— BEGIN —

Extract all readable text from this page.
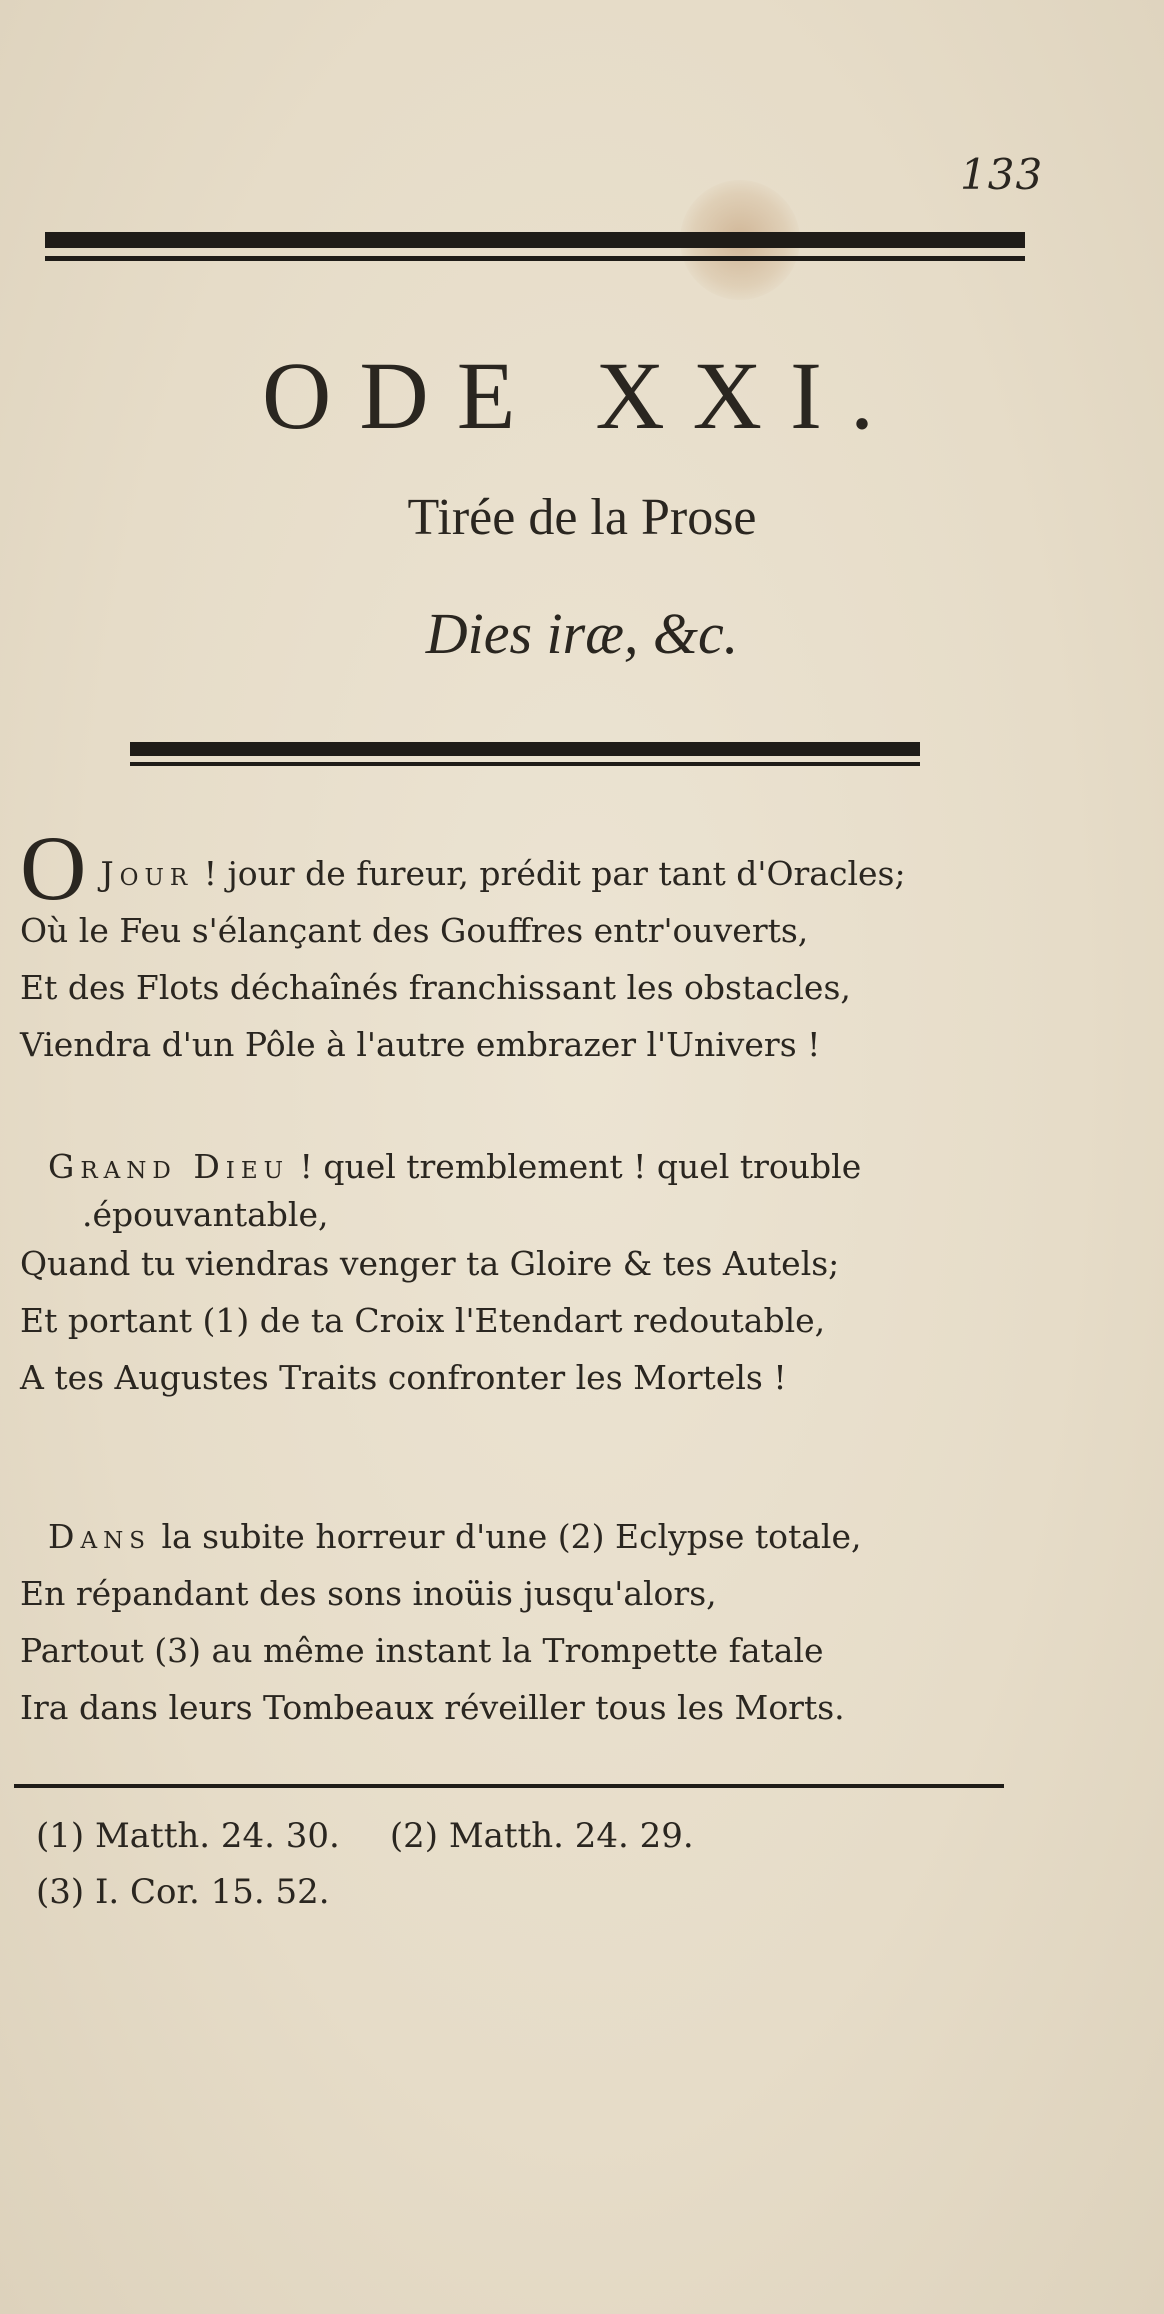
133
ODE XXI.
Tirée de la Prose
Dies iræ, &c.
O Jour ! jour de fureur, prédit par tant d'Oracles;
Où le Feu s'élançant des Gouffres entr'ouverts,
Et des Flots déchaînés franchissant les obstacles,
Viendra d'un Pôle à l'autre embrazer l'Univers !
Grand Dieu ! quel tremblement ! quel trouble
.épouvantable,
Quand tu viendras venger ta Gloire & tes Autels;
Et portant (1) de ta Croix l'Etendart redoutable,
A tes Augustes Traits confronter les Mortels !
Dans la subite horreur d'une (2) Eclypse totale,
En répandant des sons inoüis jusqu'alors,
Partout (3) au même instant la Trompette fatale
Ira dans leurs Tombeaux réveiller tous les Morts.
(1) Matth. 24. 30. (2) Matth. 24. 29.
(3) I. Cor. 15. 52.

— END —

Every record is to be reproduced exactly, with no pictures included.

Result of this task:
Extract all readable text from this page.
133
ODE XXI.
Tirée de la Prose
Dies iræ, &c.
O Jour ! jour de fureur, prédit par tant d'Oracles;
Où le Feu s'élançant des Gouffres entr'ouverts,
Et des Flots déchaînés franchissant les obstacles,
Viendra d'un Pôle à l'autre embrazer l'Univers !
Grand Dieu ! quel tremblement ! quel trouble
.épouvantable,
Quand tu viendras venger ta Gloire & tes Autels;
Et portant (1) de ta Croix l'Etendart redoutable,
A tes Augustes Traits confronter les Mortels !
Dans la subite horreur d'une (2) Eclypse totale,
En répandant des sons inoüis jusqu'alors,
Partout (3) au même instant la Trompette fatale
Ira dans leurs Tombeaux réveiller tous les Morts.
(1) Matth. 24. 30. (2) Matth. 24. 29.
(3) I. Cor. 15. 52.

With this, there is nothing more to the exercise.